▸ EXERCISE REQUIREMENTS
Show every line in the records below that contains the word "Túlélés".

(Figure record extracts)
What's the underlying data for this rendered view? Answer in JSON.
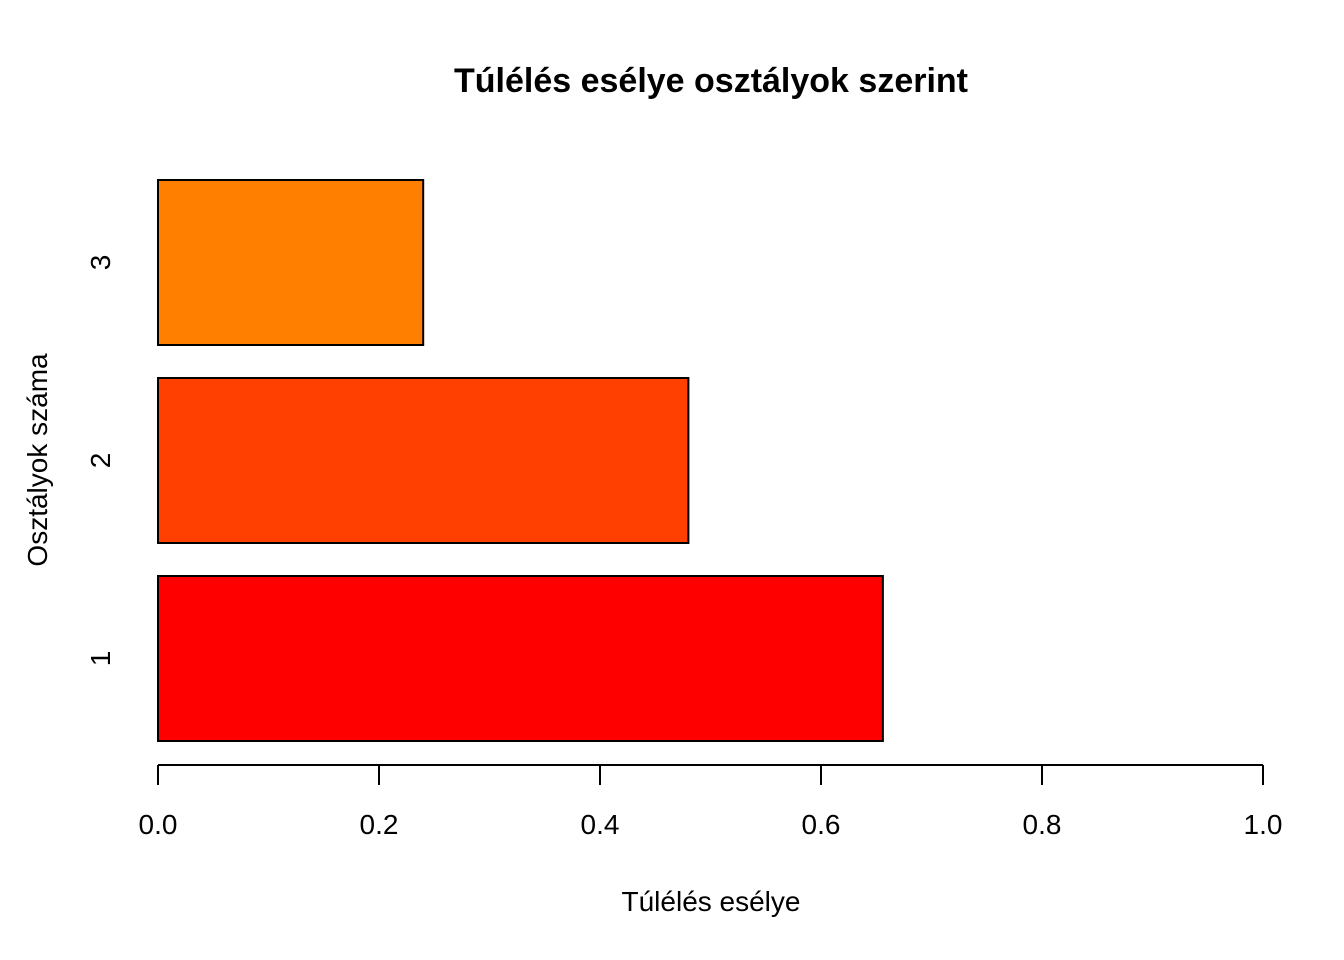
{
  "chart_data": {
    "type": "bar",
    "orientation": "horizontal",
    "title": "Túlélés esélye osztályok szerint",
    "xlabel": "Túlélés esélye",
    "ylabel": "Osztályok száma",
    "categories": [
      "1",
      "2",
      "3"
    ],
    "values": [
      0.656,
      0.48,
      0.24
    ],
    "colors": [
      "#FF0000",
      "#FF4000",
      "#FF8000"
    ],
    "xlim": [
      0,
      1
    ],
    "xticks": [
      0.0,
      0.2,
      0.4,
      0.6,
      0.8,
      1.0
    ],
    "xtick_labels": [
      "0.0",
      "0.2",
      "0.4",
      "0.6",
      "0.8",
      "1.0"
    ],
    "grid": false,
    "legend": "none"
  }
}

▸ ANSWER IN FULL
    "title": "Túlélés esélye osztályok szerint",
    "xlabel": "Túlélés esélye",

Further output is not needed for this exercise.